**Record list:**

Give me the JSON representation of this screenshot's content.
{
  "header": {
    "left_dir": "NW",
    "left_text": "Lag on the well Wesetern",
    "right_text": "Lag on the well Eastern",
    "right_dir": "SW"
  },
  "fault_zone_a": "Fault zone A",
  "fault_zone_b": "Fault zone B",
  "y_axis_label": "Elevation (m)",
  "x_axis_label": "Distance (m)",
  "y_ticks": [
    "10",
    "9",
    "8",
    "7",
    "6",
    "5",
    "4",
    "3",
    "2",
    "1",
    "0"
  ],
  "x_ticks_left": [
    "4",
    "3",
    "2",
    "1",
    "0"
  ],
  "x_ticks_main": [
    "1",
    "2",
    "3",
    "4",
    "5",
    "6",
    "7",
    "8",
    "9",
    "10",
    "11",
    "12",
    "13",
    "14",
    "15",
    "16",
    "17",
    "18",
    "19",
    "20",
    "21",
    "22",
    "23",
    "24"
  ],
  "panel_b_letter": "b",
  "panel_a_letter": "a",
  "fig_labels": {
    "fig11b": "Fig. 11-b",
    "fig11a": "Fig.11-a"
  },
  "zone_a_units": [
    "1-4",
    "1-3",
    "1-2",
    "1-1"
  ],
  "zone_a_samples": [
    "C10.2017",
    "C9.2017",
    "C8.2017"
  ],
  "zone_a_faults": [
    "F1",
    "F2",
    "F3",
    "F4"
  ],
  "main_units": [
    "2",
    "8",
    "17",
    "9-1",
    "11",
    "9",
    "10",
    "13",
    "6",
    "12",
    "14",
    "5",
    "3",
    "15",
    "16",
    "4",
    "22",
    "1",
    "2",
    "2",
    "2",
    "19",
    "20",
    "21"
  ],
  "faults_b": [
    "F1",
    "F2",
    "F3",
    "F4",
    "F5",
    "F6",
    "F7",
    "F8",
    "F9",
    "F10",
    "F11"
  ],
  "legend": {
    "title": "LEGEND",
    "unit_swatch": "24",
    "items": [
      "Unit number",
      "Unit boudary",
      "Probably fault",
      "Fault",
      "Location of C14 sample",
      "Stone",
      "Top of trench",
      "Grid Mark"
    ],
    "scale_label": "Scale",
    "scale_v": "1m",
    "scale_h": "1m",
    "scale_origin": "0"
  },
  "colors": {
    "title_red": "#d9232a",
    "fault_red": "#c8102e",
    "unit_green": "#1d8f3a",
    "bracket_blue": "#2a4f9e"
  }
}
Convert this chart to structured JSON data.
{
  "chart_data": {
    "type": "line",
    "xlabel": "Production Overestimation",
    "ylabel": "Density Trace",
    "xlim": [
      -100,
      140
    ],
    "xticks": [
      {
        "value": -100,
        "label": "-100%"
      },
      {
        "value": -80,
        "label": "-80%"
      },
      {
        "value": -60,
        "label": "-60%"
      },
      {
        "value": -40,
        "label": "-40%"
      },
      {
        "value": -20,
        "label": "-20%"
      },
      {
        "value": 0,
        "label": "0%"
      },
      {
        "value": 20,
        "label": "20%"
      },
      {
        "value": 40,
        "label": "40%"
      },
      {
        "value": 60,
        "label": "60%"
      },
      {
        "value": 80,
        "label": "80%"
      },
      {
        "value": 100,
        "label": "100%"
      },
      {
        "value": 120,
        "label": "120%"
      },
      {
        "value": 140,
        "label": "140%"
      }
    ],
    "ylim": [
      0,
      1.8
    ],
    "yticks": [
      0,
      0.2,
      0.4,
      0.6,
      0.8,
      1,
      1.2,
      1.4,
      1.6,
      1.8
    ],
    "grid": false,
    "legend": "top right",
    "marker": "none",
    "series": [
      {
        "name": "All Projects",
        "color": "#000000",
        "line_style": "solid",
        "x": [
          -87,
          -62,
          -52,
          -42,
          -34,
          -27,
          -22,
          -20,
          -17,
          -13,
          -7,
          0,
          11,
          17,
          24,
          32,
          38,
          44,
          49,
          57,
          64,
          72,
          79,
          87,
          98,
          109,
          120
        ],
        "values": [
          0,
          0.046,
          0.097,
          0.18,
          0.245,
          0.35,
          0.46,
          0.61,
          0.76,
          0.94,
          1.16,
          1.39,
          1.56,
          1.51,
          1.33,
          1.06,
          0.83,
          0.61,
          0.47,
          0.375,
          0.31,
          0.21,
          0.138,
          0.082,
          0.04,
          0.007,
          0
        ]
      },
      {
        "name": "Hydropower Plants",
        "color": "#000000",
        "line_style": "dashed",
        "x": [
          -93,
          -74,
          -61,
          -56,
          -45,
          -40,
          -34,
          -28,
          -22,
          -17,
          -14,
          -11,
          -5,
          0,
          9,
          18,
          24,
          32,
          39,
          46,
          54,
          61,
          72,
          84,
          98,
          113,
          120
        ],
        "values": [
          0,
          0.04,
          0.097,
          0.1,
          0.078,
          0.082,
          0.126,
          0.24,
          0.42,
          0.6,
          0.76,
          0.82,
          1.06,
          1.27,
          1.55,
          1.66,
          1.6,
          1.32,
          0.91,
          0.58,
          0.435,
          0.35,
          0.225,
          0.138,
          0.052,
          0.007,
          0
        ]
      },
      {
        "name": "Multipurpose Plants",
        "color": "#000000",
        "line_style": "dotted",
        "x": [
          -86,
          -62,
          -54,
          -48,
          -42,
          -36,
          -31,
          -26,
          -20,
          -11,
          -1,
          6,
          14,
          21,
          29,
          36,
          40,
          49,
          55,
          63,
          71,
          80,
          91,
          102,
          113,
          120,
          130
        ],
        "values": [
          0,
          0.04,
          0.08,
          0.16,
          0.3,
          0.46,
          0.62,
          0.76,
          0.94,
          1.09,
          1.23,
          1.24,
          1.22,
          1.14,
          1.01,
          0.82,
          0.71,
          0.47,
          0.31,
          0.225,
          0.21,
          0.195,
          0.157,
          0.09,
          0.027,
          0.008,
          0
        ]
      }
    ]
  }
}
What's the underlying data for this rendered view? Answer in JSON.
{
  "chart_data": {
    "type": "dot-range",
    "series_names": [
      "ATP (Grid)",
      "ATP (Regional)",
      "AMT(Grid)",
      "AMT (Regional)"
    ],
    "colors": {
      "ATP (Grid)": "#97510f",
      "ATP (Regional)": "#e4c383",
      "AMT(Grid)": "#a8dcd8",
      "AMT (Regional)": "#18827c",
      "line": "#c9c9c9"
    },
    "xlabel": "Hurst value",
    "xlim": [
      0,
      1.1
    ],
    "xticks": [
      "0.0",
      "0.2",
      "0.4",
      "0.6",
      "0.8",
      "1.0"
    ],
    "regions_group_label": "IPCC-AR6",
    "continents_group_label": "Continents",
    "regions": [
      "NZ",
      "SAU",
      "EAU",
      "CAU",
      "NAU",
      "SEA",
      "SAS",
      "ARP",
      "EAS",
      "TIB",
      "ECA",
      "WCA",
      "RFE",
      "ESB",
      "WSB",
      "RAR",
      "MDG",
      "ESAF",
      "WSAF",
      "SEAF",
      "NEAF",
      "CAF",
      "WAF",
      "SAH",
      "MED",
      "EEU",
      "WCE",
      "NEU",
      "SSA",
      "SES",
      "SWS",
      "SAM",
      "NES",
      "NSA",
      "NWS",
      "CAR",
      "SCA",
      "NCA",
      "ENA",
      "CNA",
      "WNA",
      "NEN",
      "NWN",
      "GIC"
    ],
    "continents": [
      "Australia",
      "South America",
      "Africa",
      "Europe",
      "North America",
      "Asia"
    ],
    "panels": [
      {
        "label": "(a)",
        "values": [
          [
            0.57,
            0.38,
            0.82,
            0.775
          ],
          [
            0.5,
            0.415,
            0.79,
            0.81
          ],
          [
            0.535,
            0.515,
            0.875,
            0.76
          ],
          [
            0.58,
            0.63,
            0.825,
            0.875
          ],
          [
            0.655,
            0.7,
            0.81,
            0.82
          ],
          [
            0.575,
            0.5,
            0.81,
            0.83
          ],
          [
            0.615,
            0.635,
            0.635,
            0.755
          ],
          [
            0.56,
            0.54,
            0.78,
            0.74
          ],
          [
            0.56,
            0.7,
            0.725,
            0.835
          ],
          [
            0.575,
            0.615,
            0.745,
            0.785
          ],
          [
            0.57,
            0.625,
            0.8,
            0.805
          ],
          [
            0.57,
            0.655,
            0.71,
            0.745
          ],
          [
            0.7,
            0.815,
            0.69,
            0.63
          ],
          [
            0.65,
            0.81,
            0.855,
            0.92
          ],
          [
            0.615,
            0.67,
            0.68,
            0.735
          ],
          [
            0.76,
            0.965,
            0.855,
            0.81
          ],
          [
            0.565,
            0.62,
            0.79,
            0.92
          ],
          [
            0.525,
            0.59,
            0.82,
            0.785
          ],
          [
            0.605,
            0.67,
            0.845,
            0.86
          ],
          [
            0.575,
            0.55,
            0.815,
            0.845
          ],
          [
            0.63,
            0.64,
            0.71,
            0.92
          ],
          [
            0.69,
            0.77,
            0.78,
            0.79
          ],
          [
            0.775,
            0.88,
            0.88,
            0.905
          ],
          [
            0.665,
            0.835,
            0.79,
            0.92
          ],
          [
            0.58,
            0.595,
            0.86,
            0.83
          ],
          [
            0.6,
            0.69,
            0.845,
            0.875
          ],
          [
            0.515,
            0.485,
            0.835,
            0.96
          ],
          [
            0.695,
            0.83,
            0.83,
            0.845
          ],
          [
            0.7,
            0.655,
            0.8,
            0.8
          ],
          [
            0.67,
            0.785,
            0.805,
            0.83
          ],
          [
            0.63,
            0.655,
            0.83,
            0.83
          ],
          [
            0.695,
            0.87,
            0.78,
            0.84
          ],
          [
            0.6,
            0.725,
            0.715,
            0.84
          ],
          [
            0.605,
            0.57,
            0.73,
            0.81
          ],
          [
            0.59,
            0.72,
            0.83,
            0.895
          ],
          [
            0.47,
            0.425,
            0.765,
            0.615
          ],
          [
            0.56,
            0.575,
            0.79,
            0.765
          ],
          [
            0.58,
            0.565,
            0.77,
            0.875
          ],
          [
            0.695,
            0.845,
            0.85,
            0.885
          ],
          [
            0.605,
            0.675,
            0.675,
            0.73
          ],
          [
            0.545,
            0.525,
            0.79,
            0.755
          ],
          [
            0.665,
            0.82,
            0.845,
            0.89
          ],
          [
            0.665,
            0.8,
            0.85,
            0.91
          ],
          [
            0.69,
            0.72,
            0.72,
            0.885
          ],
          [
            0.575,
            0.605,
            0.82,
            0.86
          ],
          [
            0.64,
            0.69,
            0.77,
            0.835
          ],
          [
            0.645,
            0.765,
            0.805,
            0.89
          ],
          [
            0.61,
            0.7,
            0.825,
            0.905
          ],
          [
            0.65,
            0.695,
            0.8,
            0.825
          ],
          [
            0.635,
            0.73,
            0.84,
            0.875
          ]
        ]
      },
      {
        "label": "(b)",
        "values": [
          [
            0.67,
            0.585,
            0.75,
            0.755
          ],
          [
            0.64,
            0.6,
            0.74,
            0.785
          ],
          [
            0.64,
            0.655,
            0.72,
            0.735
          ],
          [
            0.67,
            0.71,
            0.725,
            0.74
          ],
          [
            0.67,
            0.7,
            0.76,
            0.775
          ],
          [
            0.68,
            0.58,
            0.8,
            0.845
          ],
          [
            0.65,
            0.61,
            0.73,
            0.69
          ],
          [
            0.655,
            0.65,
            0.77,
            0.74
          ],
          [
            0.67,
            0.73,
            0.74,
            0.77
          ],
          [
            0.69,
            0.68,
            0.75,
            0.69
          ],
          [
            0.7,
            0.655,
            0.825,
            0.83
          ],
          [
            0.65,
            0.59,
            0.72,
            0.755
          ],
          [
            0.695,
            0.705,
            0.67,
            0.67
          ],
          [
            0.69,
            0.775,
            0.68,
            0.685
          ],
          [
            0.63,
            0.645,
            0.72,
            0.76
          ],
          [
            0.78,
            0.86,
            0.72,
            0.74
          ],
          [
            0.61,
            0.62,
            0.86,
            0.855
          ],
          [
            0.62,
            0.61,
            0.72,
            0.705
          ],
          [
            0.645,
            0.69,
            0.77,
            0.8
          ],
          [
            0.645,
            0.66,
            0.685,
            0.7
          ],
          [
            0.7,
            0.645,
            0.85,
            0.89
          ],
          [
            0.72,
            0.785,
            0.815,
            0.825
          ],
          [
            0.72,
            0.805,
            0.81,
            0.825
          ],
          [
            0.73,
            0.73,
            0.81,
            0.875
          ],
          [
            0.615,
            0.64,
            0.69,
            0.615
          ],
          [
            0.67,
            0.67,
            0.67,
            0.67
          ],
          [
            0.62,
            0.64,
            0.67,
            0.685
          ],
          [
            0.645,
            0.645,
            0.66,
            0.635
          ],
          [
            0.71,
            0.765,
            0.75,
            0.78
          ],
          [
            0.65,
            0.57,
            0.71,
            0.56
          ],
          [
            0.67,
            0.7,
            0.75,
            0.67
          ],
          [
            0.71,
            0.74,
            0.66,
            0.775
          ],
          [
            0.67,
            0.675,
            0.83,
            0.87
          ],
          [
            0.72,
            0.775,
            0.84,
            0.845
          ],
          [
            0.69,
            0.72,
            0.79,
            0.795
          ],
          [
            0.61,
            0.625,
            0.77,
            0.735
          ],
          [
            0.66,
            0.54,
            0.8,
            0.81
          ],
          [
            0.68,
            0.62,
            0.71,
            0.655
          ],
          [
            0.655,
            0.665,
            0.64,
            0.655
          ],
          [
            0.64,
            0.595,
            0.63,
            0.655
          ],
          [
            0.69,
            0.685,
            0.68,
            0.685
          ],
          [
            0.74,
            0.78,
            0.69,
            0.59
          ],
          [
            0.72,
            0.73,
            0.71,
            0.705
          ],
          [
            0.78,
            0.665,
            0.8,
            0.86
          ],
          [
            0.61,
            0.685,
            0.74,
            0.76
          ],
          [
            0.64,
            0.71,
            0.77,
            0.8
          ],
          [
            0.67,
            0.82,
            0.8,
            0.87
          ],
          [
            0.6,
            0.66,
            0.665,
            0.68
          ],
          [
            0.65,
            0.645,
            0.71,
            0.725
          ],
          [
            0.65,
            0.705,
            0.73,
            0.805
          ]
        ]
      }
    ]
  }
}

**Aim of the exercise:** Examine the records and pull out every line where the string "Regional" occurs.

**Solution to the problem:**
      "ATP (Regional)",
      "AMT (Regional)"
      "ATP (Regional)": "#e4c383",
      "AMT (Regional)": "#18827c",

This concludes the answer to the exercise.